> **Zu beantwortende Fragen**
a) Geben Sie aus dem Textauszug über den intelligenten Aufzug den Abschnitt wieder, der mit "Wie Peter Lee, Chef" beginnt und bis einschließlich "gekommen, betonte Lee." reicht.
b) Wie lange dauerte laut dem Textauszug über den intelligenten Aufzug dessen "Kennlernphase"?

Wie Peter Lee, Chef von Microsoft Research in einem Fernsehinterview mit Bloomberg verriet, analysierte der intelligente Lift in einer rund dreimonatigen "Kennlernphase" zunächst das Verhalten der Passagiere, und zwar rein auf Grundlage ihrer Bewegungen. Zusätzliche Technologien wie eine Gesichtserkennung seien nicht zum Einsatz gekommen, betonte Lee.
"Ohne jegliche Programmierung war das intelligente Systeme dazu in der Lage, die Absichten zu Menschen zu verstehen und ihren Wünschen entsprechend zu handeln", beschreibt Lee das Ergebnis seiner Forschungen. In einer vernetzten Zukunft, in der wir von Sensoren umgeben sind, könnten sich intelligente Systeme untereinander über unser Verhalten austauschen, dieses analysieren und schließlich auch antizipieren, ist Lee überzeugt.

> **Eingabedaten**

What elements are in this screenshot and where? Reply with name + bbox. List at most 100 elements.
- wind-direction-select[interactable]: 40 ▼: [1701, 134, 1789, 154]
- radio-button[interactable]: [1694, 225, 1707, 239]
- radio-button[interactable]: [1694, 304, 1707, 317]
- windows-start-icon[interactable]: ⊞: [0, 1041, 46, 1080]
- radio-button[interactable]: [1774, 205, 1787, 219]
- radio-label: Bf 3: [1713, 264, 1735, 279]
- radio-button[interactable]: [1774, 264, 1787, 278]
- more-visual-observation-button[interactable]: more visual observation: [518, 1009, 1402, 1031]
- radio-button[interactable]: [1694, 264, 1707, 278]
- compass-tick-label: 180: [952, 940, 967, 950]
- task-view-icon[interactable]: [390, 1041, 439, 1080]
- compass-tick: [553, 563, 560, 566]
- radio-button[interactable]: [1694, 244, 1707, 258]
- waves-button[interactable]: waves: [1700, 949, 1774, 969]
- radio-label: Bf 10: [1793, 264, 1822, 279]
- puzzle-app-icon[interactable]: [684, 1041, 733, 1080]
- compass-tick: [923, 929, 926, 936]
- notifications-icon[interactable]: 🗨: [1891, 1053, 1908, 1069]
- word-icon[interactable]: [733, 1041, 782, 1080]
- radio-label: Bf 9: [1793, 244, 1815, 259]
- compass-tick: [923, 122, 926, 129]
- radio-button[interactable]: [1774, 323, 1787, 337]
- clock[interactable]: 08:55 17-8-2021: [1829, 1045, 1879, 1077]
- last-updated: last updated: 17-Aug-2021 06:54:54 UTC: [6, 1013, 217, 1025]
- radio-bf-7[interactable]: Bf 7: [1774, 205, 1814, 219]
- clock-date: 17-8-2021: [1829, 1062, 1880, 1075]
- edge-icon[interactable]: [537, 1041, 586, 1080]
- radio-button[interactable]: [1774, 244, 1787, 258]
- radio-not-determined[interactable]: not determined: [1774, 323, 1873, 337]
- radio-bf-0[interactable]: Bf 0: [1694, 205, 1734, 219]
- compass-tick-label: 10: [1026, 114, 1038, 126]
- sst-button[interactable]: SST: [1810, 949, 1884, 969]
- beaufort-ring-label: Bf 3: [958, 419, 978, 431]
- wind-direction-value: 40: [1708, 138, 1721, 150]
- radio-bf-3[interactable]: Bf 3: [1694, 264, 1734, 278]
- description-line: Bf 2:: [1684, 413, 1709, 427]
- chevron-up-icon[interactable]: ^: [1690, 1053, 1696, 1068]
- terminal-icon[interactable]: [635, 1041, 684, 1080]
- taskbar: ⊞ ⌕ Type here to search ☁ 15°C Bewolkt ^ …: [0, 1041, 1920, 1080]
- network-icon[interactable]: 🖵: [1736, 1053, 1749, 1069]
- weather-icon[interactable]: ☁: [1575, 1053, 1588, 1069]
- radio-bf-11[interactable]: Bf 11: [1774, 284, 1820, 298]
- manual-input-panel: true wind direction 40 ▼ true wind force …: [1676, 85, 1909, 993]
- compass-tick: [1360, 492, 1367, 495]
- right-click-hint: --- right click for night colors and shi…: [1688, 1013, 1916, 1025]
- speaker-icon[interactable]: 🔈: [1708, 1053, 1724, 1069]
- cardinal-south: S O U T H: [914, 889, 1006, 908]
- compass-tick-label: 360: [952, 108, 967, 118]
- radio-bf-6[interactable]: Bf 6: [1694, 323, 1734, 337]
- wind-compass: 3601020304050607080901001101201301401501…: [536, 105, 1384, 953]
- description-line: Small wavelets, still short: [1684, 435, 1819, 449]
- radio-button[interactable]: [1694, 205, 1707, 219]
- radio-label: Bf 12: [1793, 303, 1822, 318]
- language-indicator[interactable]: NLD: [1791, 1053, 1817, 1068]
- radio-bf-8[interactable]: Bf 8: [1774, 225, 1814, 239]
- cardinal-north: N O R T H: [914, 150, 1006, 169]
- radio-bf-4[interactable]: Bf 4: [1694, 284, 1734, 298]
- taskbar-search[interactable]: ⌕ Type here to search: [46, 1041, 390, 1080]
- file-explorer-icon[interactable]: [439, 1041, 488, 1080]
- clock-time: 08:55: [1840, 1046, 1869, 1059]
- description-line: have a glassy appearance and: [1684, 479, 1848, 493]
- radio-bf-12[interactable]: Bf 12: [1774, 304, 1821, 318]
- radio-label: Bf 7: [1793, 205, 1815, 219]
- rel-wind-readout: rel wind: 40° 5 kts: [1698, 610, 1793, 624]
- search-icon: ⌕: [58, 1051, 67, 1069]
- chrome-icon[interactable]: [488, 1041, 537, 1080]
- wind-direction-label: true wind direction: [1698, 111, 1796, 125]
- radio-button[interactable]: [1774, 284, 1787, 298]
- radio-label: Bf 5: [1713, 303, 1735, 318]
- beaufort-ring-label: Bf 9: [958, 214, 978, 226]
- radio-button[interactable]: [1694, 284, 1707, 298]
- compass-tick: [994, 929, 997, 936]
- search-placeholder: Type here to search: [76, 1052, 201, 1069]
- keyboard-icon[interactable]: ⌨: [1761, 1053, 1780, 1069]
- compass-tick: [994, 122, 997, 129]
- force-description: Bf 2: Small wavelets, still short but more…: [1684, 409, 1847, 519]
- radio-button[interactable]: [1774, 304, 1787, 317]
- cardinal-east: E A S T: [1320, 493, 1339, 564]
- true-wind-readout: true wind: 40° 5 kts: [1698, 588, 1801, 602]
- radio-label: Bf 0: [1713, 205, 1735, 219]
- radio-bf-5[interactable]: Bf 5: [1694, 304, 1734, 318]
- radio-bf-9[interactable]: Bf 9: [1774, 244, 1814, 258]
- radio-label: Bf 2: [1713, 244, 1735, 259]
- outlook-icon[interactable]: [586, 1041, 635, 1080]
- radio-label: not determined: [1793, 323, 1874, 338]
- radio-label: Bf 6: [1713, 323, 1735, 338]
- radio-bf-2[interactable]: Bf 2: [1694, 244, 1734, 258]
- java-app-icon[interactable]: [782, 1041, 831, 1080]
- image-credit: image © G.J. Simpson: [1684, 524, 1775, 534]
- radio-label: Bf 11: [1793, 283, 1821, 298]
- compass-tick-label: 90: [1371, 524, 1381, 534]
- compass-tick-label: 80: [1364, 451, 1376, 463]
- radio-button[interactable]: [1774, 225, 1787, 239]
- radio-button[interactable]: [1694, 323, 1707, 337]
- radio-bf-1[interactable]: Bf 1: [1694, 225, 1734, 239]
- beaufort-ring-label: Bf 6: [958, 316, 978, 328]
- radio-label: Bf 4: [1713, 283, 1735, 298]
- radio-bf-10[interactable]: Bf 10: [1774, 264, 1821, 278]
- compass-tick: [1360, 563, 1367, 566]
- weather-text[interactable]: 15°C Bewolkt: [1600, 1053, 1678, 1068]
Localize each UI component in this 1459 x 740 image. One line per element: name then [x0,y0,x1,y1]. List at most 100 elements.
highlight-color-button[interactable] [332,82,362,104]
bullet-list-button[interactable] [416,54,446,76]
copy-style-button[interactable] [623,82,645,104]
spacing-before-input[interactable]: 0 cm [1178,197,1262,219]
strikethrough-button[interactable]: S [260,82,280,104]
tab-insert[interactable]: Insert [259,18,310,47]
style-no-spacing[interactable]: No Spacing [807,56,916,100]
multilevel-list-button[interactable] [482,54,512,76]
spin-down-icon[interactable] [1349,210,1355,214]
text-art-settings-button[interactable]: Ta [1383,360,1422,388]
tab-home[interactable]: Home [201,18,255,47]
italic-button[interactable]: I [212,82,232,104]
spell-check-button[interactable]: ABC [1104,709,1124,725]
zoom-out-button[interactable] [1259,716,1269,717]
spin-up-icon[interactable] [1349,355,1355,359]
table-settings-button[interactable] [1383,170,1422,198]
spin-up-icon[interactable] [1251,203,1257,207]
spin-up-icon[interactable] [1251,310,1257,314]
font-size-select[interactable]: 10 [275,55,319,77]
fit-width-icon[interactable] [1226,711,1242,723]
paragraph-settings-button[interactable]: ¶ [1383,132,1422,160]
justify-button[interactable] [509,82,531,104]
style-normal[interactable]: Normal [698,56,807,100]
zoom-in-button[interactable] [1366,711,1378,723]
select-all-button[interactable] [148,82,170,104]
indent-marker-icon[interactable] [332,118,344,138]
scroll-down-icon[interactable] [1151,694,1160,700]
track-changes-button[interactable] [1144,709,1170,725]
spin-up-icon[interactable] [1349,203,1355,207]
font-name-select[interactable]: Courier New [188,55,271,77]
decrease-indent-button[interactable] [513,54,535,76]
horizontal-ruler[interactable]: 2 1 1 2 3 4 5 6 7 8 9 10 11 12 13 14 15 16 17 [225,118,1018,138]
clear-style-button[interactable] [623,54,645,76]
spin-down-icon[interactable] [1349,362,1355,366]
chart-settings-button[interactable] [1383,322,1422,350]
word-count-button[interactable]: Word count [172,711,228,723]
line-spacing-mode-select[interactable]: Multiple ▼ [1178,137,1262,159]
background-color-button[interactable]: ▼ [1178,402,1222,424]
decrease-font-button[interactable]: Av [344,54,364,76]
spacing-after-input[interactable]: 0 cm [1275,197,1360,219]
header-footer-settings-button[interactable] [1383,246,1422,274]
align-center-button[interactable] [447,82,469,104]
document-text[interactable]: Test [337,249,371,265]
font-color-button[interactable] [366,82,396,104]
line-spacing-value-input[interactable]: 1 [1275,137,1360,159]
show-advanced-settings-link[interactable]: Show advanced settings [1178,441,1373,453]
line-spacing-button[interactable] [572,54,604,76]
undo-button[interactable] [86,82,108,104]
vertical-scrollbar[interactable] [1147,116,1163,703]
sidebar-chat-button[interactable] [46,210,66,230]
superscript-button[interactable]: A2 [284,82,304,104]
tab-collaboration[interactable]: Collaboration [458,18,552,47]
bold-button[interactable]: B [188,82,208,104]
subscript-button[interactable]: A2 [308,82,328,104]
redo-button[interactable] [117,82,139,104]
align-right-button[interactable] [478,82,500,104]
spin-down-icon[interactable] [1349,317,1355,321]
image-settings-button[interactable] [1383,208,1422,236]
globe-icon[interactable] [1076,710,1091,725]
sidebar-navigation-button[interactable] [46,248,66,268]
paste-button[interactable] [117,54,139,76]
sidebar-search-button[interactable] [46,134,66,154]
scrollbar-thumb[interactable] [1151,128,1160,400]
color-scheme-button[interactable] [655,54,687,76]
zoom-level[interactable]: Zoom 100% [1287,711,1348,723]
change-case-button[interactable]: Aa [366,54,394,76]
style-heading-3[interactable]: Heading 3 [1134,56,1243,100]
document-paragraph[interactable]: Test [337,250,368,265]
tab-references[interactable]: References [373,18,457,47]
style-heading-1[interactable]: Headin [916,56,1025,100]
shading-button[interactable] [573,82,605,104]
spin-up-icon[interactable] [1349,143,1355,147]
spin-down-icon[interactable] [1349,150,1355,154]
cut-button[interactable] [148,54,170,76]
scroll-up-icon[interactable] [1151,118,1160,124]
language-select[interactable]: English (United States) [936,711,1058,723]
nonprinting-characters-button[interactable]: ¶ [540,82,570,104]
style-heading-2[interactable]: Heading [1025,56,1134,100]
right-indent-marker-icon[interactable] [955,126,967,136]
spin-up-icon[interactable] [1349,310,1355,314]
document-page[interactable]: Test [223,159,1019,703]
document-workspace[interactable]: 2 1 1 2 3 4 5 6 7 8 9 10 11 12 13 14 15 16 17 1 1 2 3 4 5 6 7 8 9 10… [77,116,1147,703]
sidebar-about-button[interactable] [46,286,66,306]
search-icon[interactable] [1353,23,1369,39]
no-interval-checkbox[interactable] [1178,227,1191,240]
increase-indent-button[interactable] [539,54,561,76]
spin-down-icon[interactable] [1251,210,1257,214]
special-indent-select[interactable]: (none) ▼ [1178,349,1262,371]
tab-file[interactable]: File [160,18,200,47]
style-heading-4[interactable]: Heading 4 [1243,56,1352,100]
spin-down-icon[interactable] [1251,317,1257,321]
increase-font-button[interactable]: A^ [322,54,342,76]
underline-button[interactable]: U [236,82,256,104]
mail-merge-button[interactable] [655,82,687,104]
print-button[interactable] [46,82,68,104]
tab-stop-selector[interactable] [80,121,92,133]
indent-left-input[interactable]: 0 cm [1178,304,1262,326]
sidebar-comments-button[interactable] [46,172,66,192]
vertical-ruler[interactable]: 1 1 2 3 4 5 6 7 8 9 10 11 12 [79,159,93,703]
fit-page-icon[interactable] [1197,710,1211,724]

> **Antworten**
a)
Wie Peter Lee, Chef von Microsoft Research in einem Fernsehinterview mit Bloomberg verriet, analysierte der intelligente Lift in einer rund dreimonatigen "Kennlernphase" zunächst das Verhalten der Passagiere, und zwar rein auf Grundlage ihrer Bewegungen. Zusätzliche Technologien wie eine Gesichtserkennung seien nicht zum Einsatz gekommen, betonte Lee.

b) Rund drei Monate.